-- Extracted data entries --
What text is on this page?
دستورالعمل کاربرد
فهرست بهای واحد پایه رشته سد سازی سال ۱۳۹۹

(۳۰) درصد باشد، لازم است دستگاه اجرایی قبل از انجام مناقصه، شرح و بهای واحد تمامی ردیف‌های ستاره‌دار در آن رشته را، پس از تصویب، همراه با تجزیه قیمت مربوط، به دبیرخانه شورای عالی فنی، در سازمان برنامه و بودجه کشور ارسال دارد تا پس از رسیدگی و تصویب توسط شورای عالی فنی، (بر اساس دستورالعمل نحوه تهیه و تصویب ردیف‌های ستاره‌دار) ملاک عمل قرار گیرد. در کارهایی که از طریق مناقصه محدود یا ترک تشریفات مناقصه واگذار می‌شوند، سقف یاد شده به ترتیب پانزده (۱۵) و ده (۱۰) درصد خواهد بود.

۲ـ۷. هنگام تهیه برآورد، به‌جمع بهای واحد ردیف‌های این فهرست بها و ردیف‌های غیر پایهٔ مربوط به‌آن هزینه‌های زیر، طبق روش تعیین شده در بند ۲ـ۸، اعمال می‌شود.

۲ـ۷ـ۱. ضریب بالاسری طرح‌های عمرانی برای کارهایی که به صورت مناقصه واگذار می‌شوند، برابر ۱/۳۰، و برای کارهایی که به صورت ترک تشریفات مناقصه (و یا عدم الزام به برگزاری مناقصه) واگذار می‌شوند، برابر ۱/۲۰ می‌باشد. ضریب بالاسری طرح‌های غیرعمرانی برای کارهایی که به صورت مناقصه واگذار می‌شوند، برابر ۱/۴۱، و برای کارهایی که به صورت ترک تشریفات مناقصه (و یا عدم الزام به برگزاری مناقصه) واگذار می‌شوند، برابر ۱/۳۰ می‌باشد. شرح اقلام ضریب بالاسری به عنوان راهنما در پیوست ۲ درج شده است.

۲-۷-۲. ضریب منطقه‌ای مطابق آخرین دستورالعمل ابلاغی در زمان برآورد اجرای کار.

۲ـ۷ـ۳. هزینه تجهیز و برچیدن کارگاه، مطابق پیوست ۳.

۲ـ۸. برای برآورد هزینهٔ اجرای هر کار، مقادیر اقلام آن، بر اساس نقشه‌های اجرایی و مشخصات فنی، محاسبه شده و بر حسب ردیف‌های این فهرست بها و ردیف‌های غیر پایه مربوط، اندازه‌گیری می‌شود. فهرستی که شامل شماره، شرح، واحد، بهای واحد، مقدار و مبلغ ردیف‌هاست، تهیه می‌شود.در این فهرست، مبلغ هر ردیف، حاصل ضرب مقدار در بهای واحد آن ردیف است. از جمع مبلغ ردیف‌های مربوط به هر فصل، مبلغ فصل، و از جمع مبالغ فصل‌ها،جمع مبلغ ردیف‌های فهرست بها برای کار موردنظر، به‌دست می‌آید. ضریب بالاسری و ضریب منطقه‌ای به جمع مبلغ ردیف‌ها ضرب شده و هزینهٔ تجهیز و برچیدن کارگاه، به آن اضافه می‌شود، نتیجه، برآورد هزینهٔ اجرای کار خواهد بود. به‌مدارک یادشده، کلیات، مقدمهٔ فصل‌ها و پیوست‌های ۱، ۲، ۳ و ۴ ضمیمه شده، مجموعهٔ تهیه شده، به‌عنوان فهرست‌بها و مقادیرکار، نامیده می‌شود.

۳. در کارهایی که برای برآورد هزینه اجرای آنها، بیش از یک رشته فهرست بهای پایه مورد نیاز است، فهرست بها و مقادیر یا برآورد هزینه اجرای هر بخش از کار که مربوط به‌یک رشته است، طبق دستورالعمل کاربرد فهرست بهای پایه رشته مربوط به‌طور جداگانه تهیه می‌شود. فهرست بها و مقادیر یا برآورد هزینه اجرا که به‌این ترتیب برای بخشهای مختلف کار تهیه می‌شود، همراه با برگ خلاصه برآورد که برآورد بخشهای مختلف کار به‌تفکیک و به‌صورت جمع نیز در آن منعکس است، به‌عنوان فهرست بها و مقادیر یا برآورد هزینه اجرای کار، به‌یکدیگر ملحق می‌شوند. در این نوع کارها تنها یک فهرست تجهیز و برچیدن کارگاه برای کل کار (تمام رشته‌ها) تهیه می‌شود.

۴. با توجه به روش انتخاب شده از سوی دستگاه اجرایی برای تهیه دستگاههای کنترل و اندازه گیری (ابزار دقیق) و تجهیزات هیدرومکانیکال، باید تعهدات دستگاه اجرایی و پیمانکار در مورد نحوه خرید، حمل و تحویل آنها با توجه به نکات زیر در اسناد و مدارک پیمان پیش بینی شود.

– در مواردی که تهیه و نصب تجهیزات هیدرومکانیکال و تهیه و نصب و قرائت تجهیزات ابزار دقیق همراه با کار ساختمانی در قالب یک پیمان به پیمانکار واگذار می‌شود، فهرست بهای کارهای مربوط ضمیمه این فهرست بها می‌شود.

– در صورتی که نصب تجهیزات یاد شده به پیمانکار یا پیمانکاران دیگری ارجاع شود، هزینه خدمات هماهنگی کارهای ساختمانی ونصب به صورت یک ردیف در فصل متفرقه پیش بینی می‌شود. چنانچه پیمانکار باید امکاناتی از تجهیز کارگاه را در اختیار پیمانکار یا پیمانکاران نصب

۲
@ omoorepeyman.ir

-- Task requirements --
List each line of the entries that holds the string "ساختمانی".

-- Written answer --
– در مواردی که تهیه و نصب تجهیزات هیدرومکانیکال و تهیه و نصب و قرائت تجهیزات ابزار دقیق همراه با کار ساختمانی در قالب یک پیمان به پیمانکار واگذار می‌شود، فهرست بهای کارهای مربوط ضمیمه این فهرست بها می‌شود.
– در صورتی که نصب تجهیزات یاد شده به پیمانکار یا پیمانکاران دیگری ارجاع شود، هزینه خدمات هماهنگی کارهای ساختمانی ونصب به صورت یک ردیف در فصل متفرقه پیش بینی می‌شود. چنانچه پیمانکار باید امکاناتی از تجهیز کارگاه را در اختیار پیمانکار یا پیمانکاران نصب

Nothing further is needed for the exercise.